Repeat the records below exactly, leaving out every picture.

#### Data section ####

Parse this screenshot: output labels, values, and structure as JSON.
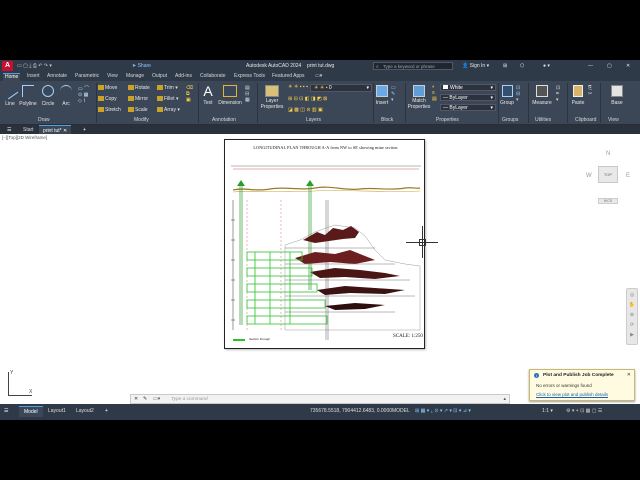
{
  "titlebar": {
    "app_title": "Autodesk AutoCAD 2024",
    "file_name": "print tut.dwg",
    "share_label": "Share",
    "search_placeholder": "Type a keyword or phrase",
    "sign_in_label": "Sign In"
  },
  "ribbon_tabs": [
    "Home",
    "Insert",
    "Annotate",
    "Parametric",
    "View",
    "Manage",
    "Output",
    "Add-ins",
    "Collaborate",
    "Express Tools",
    "Featured Apps"
  ],
  "ribbon": {
    "draw": {
      "line": "Line",
      "polyline": "Polyline",
      "circle": "Circle",
      "arc": "Arc",
      "panel": "Draw"
    },
    "modify": {
      "move": "Move",
      "rotate": "Rotate",
      "trim": "Trim",
      "copy": "Copy",
      "mirror": "Mirror",
      "fillet": "Fillet",
      "stretch": "Stretch",
      "scale": "Scale",
      "array": "Array",
      "panel": "Modify"
    },
    "annotation": {
      "text": "Text",
      "dimension": "Dimension",
      "panel": "Annotation"
    },
    "layers": {
      "layer_properties_1": "Layer",
      "layer_properties_2": "Properties",
      "layer_value": "0",
      "panel": "Layers"
    },
    "block": {
      "insert": "Insert",
      "panel": "Block"
    },
    "properties": {
      "match_1": "Match",
      "match_2": "Properties",
      "color": "White",
      "linetype": "ByLayer",
      "lineweight": "ByLayer",
      "panel": "Properties"
    },
    "groups": {
      "group": "Group",
      "panel": "Groups"
    },
    "utilities": {
      "measure": "Measure",
      "panel": "Utilities"
    },
    "clipboard": {
      "paste": "Paste",
      "panel": "Clipboard"
    },
    "view": {
      "base": "Base",
      "panel": "View"
    }
  },
  "file_tabs": {
    "start": "Start",
    "active": "print tut*"
  },
  "viewport_label": "[−][Top][2D Wireframe]",
  "drawing": {
    "title": "LONGITUDINAL PLAN THROUGH A-A from NW to SE showing mine section",
    "scale": "SCALE: 1:250",
    "legend": "Section through"
  },
  "viewcube": {
    "north": "N",
    "west": "W",
    "east": "E",
    "top": "TOP",
    "wcs": "WCS"
  },
  "command_line": {
    "placeholder": "Type a command"
  },
  "layout_tabs": [
    "Model",
    "Layout1",
    "Layout2"
  ],
  "status": {
    "coords": "735678.5518, 7904412.6483, 0.0000",
    "model": "MODEL",
    "scale": "1:1"
  },
  "notification": {
    "title": "Plot and Publish Job Complete",
    "body": "No errors or warnings found",
    "link": "Click to view plot and publish details"
  }
}
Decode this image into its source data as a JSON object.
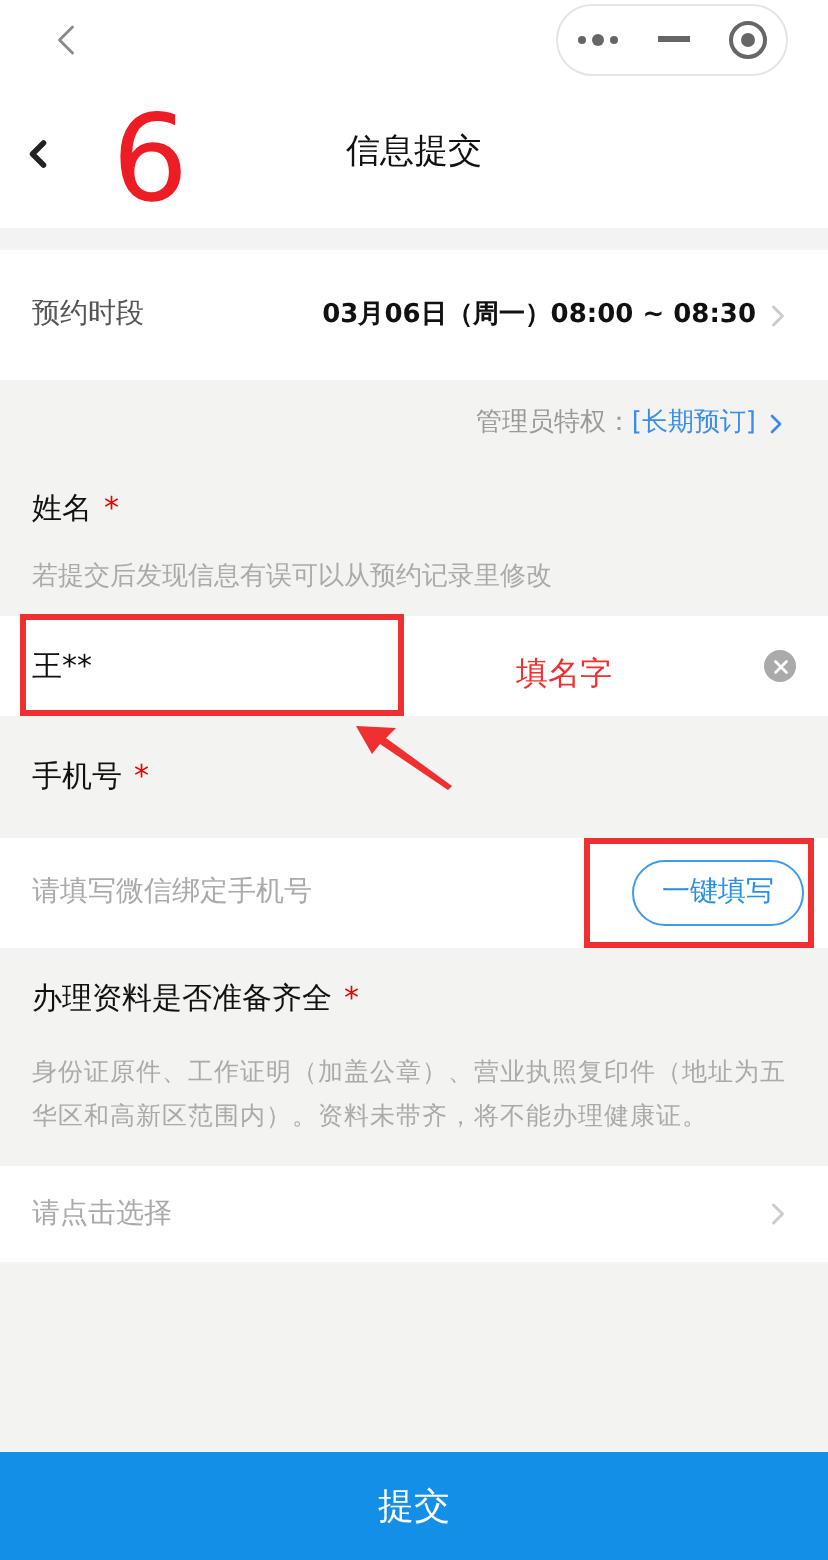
{
  "nav_bar": {
    "title": "信息提交"
  },
  "appointment": {
    "label": "预约时段",
    "value": "03月06日（周一）08:00 ~ 08:30"
  },
  "admin": {
    "label": "管理员特权：",
    "link": "[长期预订]"
  },
  "name_field": {
    "label": "姓名",
    "required": "*",
    "hint": "若提交后发现信息有误可以从预约记录里修改",
    "value": "王**"
  },
  "phone_field": {
    "label": "手机号",
    "required": "*",
    "placeholder": "请填写微信绑定手机号",
    "button": "一键填写"
  },
  "documents_field": {
    "label": "办理资料是否准备齐全",
    "required": "*",
    "description": "身份证原件、工作证明（加盖公章）、营业执照复印件（地址为五华区和高新区范围内）。资料未带齐，将不能办理健康证。",
    "placeholder": "请点击选择"
  },
  "submit_button": "提交",
  "annotations": [
    {
      "kind": "number",
      "text": "6"
    },
    {
      "kind": "name-box"
    },
    {
      "kind": "note",
      "text": "填名字"
    },
    {
      "kind": "arrow"
    },
    {
      "kind": "button-box"
    }
  ]
}
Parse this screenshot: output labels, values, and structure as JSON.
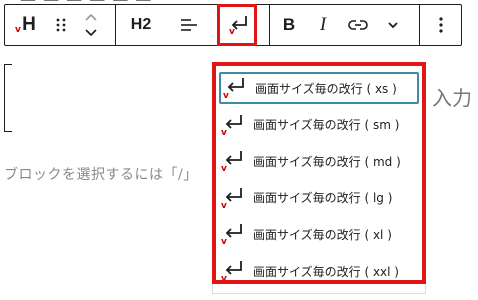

####

#### Completed exercise:
Parse this screenshot: output labels, values, and structure as JSON.
{
  "titlebar": {
    "app_title": "Autodesk AutoCAD 2024",
    "file_name": "print tut.dwg",
    "share_label": "Share",
    "search_placeholder": "Type a keyword or phrase",
    "sign_in_label": "Sign In"
  },
  "ribbon_tabs": [
    "Home",
    "Insert",
    "Annotate",
    "Parametric",
    "View",
    "Manage",
    "Output",
    "Add-ins",
    "Collaborate",
    "Express Tools",
    "Featured Apps"
  ],
  "ribbon": {
    "draw": {
      "line": "Line",
      "polyline": "Polyline",
      "circle": "Circle",
      "arc": "Arc",
      "panel": "Draw"
    },
    "modify": {
      "move": "Move",
      "rotate": "Rotate",
      "trim": "Trim",
      "copy": "Copy",
      "mirror": "Mirror",
      "fillet": "Fillet",
      "stretch": "Stretch",
      "scale": "Scale",
      "array": "Array",
      "panel": "Modify"
    },
    "annotation": {
      "text": "Text",
      "dimension": "Dimension",
      "panel": "Annotation"
    },
    "layers": {
      "layer_properties_1": "Layer",
      "layer_properties_2": "Properties",
      "layer_value": "0",
      "panel": "Layers"
    },
    "block": {
      "insert": "Insert",
      "panel": "Block"
    },
    "properties": {
      "match_1": "Match",
      "match_2": "Properties",
      "color": "White",
      "linetype": "ByLayer",
      "lineweight": "ByLayer",
      "panel": "Properties"
    },
    "groups": {
      "group": "Group",
      "panel": "Groups"
    },
    "utilities": {
      "measure": "Measure",
      "panel": "Utilities"
    },
    "clipboard": {
      "paste": "Paste",
      "panel": "Clipboard"
    },
    "view": {
      "base": "Base",
      "panel": "View"
    }
  },
  "file_tabs": {
    "start": "Start",
    "active": "print tut*"
  },
  "viewport_label": "[−][Top][2D Wireframe]",
  "drawing": {
    "title": "LONGITUDINAL PLAN THROUGH A-A from NW to SE showing mine section",
    "scale": "SCALE: 1:250",
    "legend": "Section through"
  },
  "viewcube": {
    "north": "N",
    "west": "W",
    "east": "E",
    "top": "TOP",
    "wcs": "WCS"
  },
  "command_line": {
    "placeholder": "Type a command"
  },
  "layout_tabs": [
    "Model",
    "Layout1",
    "Layout2"
  ],
  "status": {
    "coords": "735678.5518, 7904412.6483, 0.0000",
    "model": "MODEL",
    "scale": "1:1"
  },
  "notification": {
    "title": "Plot and Publish Job Complete",
    "body": "No errors or warnings found",
    "link": "Click to view plot and publish details"
  }
}
Decode this image into its source data as a JSON object.
{
  "nav_bar": {
    "title": "信息提交"
  },
  "appointment": {
    "label": "预约时段",
    "value": "03月06日（周一）08:00 ~ 08:30"
  },
  "admin": {
    "label": "管理员特权：",
    "link": "[长期预订]"
  },
  "name_field": {
    "label": "姓名",
    "required": "*",
    "hint": "若提交后发现信息有误可以从预约记录里修改",
    "value": "王**"
  },
  "phone_field": {
    "label": "手机号",
    "required": "*",
    "placeholder": "请填写微信绑定手机号",
    "button": "一键填写"
  },
  "documents_field": {
    "label": "办理资料是否准备齐全",
    "required": "*",
    "description": "身份证原件、工作证明（加盖公章）、营业执照复印件（地址为五华区和高新区范围内）。资料未带齐，将不能办理健康证。",
    "placeholder": "请点击选择"
  },
  "submit_button": "提交",
  "annotations": [
    {
      "kind": "number",
      "text": "6"
    },
    {
      "kind": "name-box"
    },
    {
      "kind": "note",
      "text": "填名字"
    },
    {
      "kind": "arrow"
    },
    {
      "kind": "button-box"
    }
  ]
}
Parse this screenshot: output labels, values, and structure as JSON.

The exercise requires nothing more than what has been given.